# Requirements:
List every line below containing "name".

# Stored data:

▼▼▼

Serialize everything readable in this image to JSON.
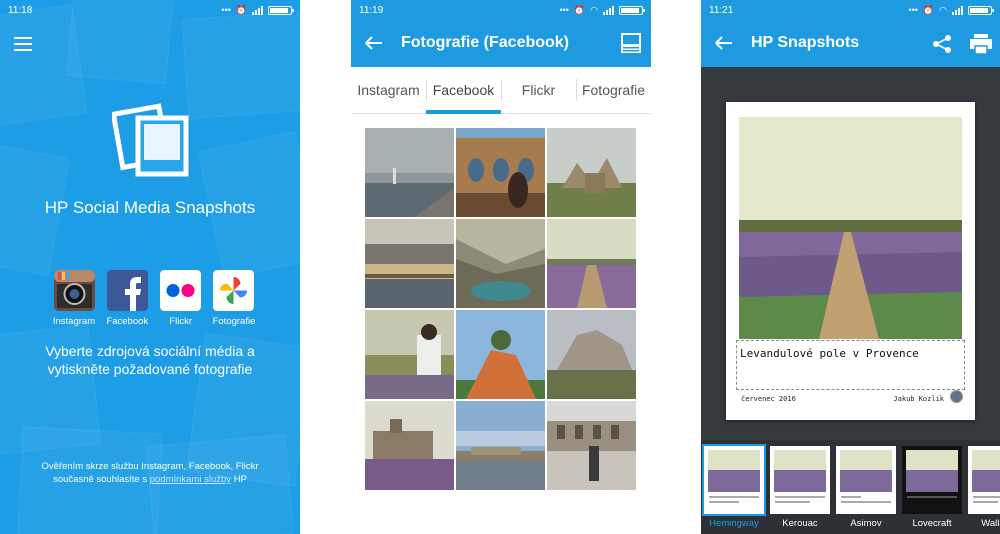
{
  "screen1": {
    "status": {
      "time": "11:18"
    },
    "app_title": "HP Social Media Snapshots",
    "sources": [
      {
        "label": "Instagram",
        "icon": "instagram-icon"
      },
      {
        "label": "Facebook",
        "icon": "facebook-icon"
      },
      {
        "label": "Flickr",
        "icon": "flickr-icon"
      },
      {
        "label": "Fotografie",
        "icon": "google-photos-icon"
      }
    ],
    "tagline": "Vyberte zdrojová sociální média a vytiskněte požadované fotografie",
    "consent": {
      "prefix": "Ověřením skrze službu Instagram, Facebook, Flickr současně souhlasíte s ",
      "link": "podmínkami služby",
      "suffix": " HP"
    }
  },
  "screen2": {
    "status": {
      "time": "11:19"
    },
    "title": "Fotografie (Facebook)",
    "tabs": [
      "Instagram",
      "Facebook",
      "Flickr",
      "Fotografie"
    ],
    "active_tab": "Facebook",
    "photo_count": 12
  },
  "screen3": {
    "status": {
      "time": "11:21"
    },
    "title": "HP Snapshots",
    "caption": "Levandulové pole v Provence",
    "date": "červenec 2016",
    "author": "Jakub Kozlík",
    "templates": [
      {
        "label": "Hemingway",
        "selected": true
      },
      {
        "label": "Kerouac",
        "selected": false
      },
      {
        "label": "Asimov",
        "selected": false
      },
      {
        "label": "Lovecraft",
        "selected": false
      },
      {
        "label": "Wallace",
        "selected": false
      }
    ]
  },
  "colors": {
    "accent": "#1e9be0",
    "screen1_bg": "#27a6ea",
    "preview_bg": "#353a3e"
  }
}
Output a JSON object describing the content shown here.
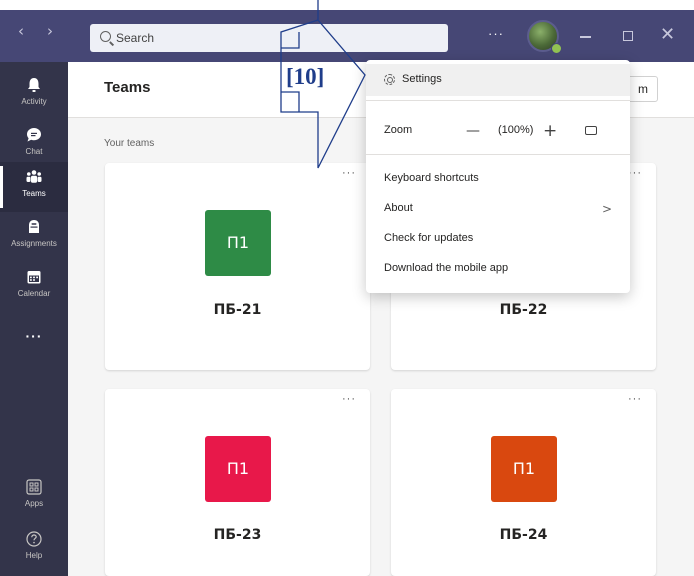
{
  "titlebar": {
    "back_glyph": "‹",
    "forward_glyph": "›",
    "search_placeholder": "Search",
    "more_glyph": "···",
    "avatar_icon": "user-avatar",
    "close_glyph": "✕"
  },
  "rail": {
    "items": [
      {
        "label": "Activity",
        "icon": "bell-icon"
      },
      {
        "label": "Chat",
        "icon": "chat-icon"
      },
      {
        "label": "Teams",
        "icon": "teams-icon",
        "active": true
      },
      {
        "label": "Assignments",
        "icon": "assignments-icon"
      },
      {
        "label": "Calendar",
        "icon": "calendar-icon"
      },
      {
        "label": "···",
        "icon": "more-icon"
      },
      {
        "label": "Apps",
        "icon": "apps-icon"
      },
      {
        "label": "Help",
        "icon": "help-icon"
      }
    ]
  },
  "main": {
    "title": "Teams",
    "right_button_text": "m",
    "section_label": "Your teams",
    "card_menu_glyph": "···",
    "teams": [
      {
        "tile": "П1",
        "name": "ПБ-21",
        "color": "#2e8b46"
      },
      {
        "tile": "П1",
        "name": "ПБ-22",
        "color": "#2e8b46"
      },
      {
        "tile": "П1",
        "name": "ПБ-23",
        "color": "#e8184a"
      },
      {
        "tile": "П1",
        "name": "ПБ-24",
        "color": "#d9480f"
      }
    ]
  },
  "menu": {
    "settings": "Settings",
    "zoom_label": "Zoom",
    "zoom_minus": "—",
    "zoom_value": "(100%)",
    "zoom_plus": "+",
    "keyboard_shortcuts": "Keyboard shortcuts",
    "about": "About",
    "about_chevron": ">",
    "check_updates": "Check for updates",
    "download_app": "Download the mobile app"
  },
  "annotation": {
    "label": "[10]",
    "color": "#1f3d8a"
  },
  "colors": {
    "titlebar": "#464775",
    "rail": "#33344a",
    "background": "#f5f5f5"
  }
}
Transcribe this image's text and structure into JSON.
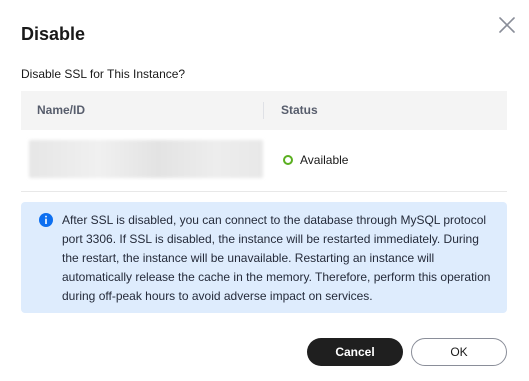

▲▲▲

# Result below:
        "name": "ПБ-21",
        "name": "ПБ-22",
        "name": "ПБ-23",
        "name": "ПБ-24",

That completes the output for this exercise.